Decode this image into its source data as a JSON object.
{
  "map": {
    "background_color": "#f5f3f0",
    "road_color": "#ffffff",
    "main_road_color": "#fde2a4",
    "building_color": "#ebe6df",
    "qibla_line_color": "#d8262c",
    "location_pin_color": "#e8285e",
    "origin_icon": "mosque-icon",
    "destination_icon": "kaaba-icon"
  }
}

_Work to be completed_
Copy the data above exactly. Every line must be included.

_Correct output_
Decode this image into its source data as a JSON object.
{
  "map": {
    "background_color": "#f5f3f0",
    "road_color": "#ffffff",
    "main_road_color": "#fde2a4",
    "building_color": "#ebe6df",
    "qibla_line_color": "#d8262c",
    "location_pin_color": "#e8285e",
    "origin_icon": "mosque-icon",
    "destination_icon": "kaaba-icon"
  }
}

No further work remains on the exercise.